**Work item**
Wherever a line in the records below contains "auch", copy that line.

::::::::::

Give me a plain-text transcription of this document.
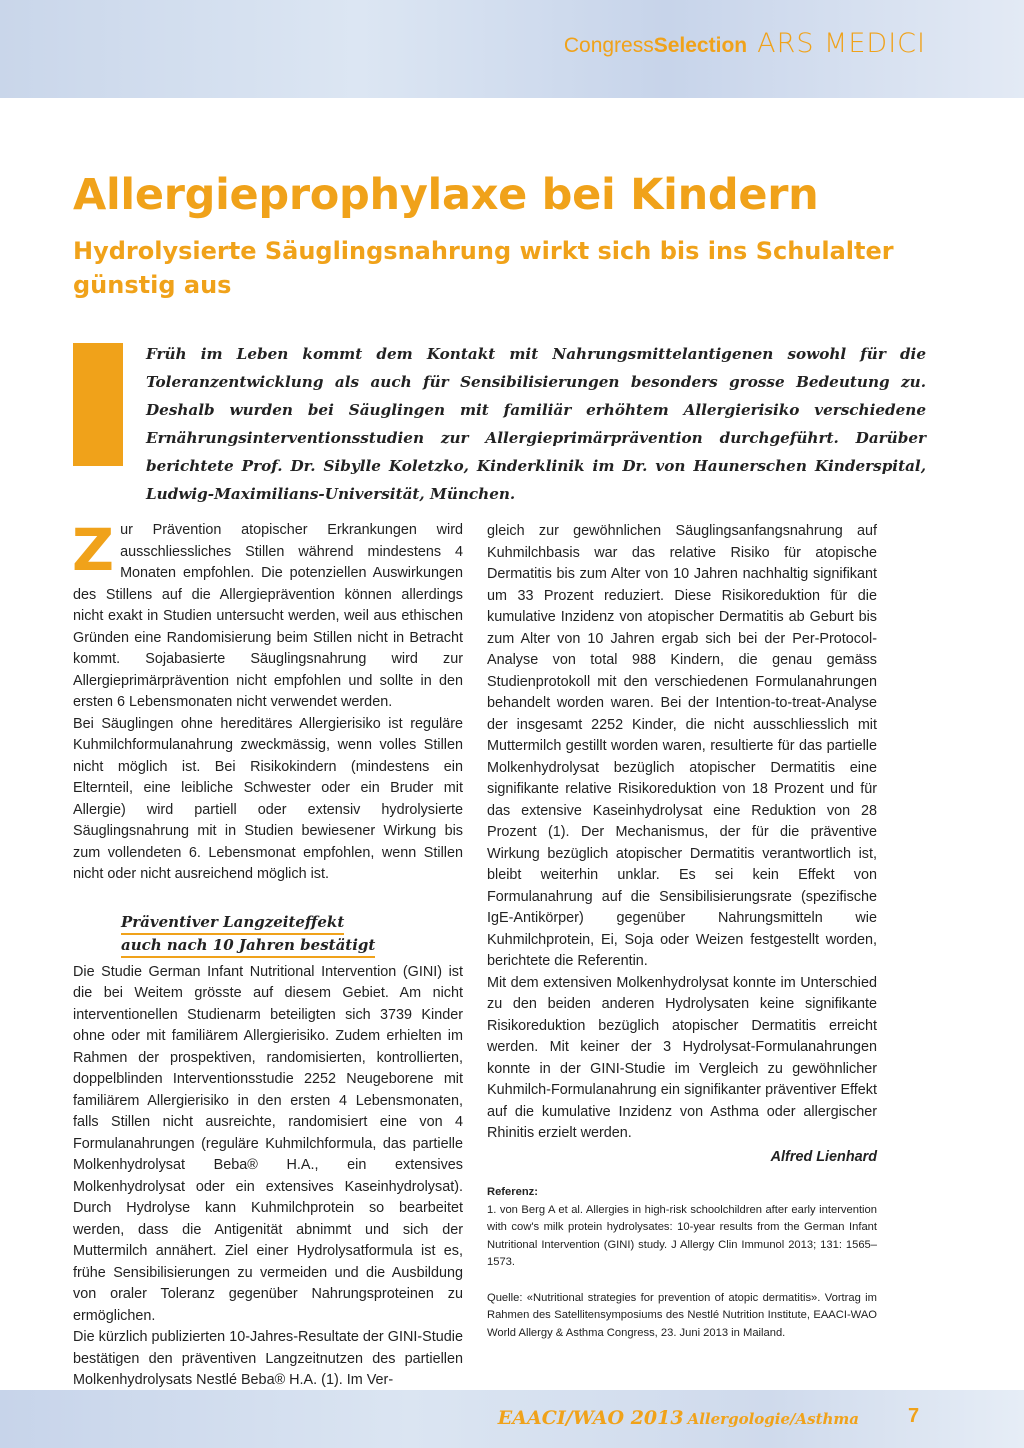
Congress Selection ARS MEDICI
Allergieprophylaxe bei Kindern
Hydrolysierte Säuglingsnahrung wirkt sich bis ins Schulalter günstig aus

Früh im Leben kommt dem Kontakt mit Nahrungsmittelantigenen sowohl für die Toleranzentwicklung als auch für Sensibilisierungen besonders grosse Bedeutung zu. Deshalb wurden bei Säuglingen mit familiär erhöhtem Allergierisiko verschiedene Ernährungsinterventionsstudien zur Allergieprimärprävention durchgeführt. Darüber berichtete Prof. Dr. Sibylle Koletzko, Kinderklinik im Dr. von Haunerschen Kinderspital, Ludwig-Maximilians-Universität, München.

Zur Prävention atopischer Erkrankungen wird ausschliessliches Stillen während mindestens 4 Monaten empfohlen. Die potenziellen Auswirkungen des Stillens auf die Allergieprävention können allerdings nicht exakt in Studien untersucht werden, weil aus ethischen Gründen eine Randomisierung beim Stillen nicht in Betracht kommt. Sojabasierte Säuglingsnahrung wird zur Allergieprimärprävention nicht empfohlen und sollte in den ersten 6 Lebensmonaten nicht verwendet werden.

Bei Säuglingen ohne hereditäres Allergierisiko ist reguläre Kuhmilchformulanahrung zweckmässig, wenn volles Stillen nicht möglich ist. Bei Risikokindern (mindestens ein Elternteil, eine leibliche Schwester oder ein Bruder mit Allergie) wird partiell oder extensiv hydrolysierte Säuglingsnahrung mit in Studien bewiesener Wirkung bis zum vollendeten 6. Lebensmonat empfohlen, wenn Stillen nicht oder nicht ausreichend möglich ist.

Präventiver Langzeiteffekt
auch nach 10 Jahren bestätigt

Die Studie German Infant Nutritional Intervention (GINI) ist die bei Weitem grösste auf diesem Gebiet. Am nicht interventionellen Studienarm beteiligten sich 3739 Kinder ohne oder mit familiärem Allergierisiko. Zudem erhielten im Rahmen der prospektiven, randomisierten, kontrollierten, doppelblinden Interventionsstudie 2252 Neugeborene mit familiärem Allergierisiko in den ersten 4 Lebensmonaten, falls Stillen nicht ausreichte, randomisiert eine von 4 Formulanahrungen (reguläre Kuhmilchformula, das partielle Molkenhydrolysat Beba® H.A., ein extensives Molkenhydrolysat oder ein extensives Kaseinhydrolysat). Durch Hydrolyse kann Kuhmilchprotein so bearbeitet werden, dass die Antigenität abnimmt und sich der Muttermilch annähert. Ziel einer Hydrolysatformula ist es, frühe Sensibilisierungen zu vermeiden und die Ausbildung von oraler Toleranz gegenüber Nahrungsproteinen zu ermöglichen.

Die kürzlich publizierten 10-Jahres-Resultate der GINI-Studie bestätigen den präventiven Langzeitnutzen des partiellen Molkenhydrolysats Nestlé Beba® H.A. (1). Im Ver-

gleich zur gewöhnlichen Säuglingsanfangsnahrung auf Kuhmilchbasis war das relative Risiko für atopische Dermatitis bis zum Alter von 10 Jahren nachhaltig signifikant um 33 Prozent reduziert. Diese Risikoreduktion für die kumulative Inzidenz von atopischer Dermatitis ab Geburt bis zum Alter von 10 Jahren ergab sich bei der Per-Protocol-Analyse von total 988 Kindern, die genau gemäss Studienprotokoll mit den verschiedenen Formulanahrungen behandelt worden waren. Bei der Intention-to-treat-Analyse der insgesamt 2252 Kinder, die nicht ausschliesslich mit Muttermilch gestillt worden waren, resultierte für das partielle Molkenhydrolysat bezüglich atopischer Dermatitis eine signifikante relative Risikoreduktion von 18 Prozent und für das extensive Kaseinhydrolysat eine Reduktion von 28 Prozent (1). Der Mechanismus, der für die präventive Wirkung bezüglich atopischer Dermatitis verantwortlich ist, bleibt weiterhin unklar. Es sei kein Effekt von Formulanahrung auf die Sensibilisierungsrate (spezifische IgE-Antikörper) gegenüber Nahrungsmitteln wie Kuhmilchprotein, Ei, Soja oder Weizen festgestellt worden, berichtete die Referentin.

Mit dem extensiven Molkenhydrolysat konnte im Unterschied zu den beiden anderen Hydrolysaten keine signifikante Risikoreduktion bezüglich atopischer Dermatitis erreicht werden. Mit keiner der 3 Hydrolysat-Formulanahrungen konnte in der GINI-Studie im Vergleich zu gewöhnlicher Kuhmilch-Formulanahrung ein signifikanter präventiver Effekt auf die kumulative Inzidenz von Asthma oder allergischer Rhinitis erzielt werden.

Alfred Lienhard

Referenz:

1. von Berg A et al. Allergies in high-risk schoolchildren after early intervention with cow's milk protein hydrolysates: 10-year results from the German Infant Nutritional Intervention (GINI) study. J Allergy Clin Immunol 2013; 131: 1565–1573.

Quelle: «Nutritional strategies for prevention of atopic dermatitis». Vortrag im Rahmen des Satellitensymposiums des Nestlé Nutrition Institute, EAACI-WAO World Allergy & Asthma Congress, 23. Juni 2013 in Mailand.

EAACI/WAO 2013 Allergologie/Asthma 7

::::::::::

**Your response**
Früh im Leben kommt dem Kontakt mit Nahrungsmittelantigenen sowohl für die Toleranzentwicklung als auch für Sensibilisierungen besonders grosse Bedeutung zu. Deshalb wurden bei Säuglingen mit familiär erhöhtem Allergierisiko verschiedene Ernährungsinterventionsstudien zur Allergieprimärprävention durchgeführt. Darüber berichtete Prof. Dr. Sibylle Koletzko, Kinderklinik im Dr. von Haunerschen Kinderspital, Ludwig-Maximilians-Universität, München.
auch nach 10 Jahren bestätigt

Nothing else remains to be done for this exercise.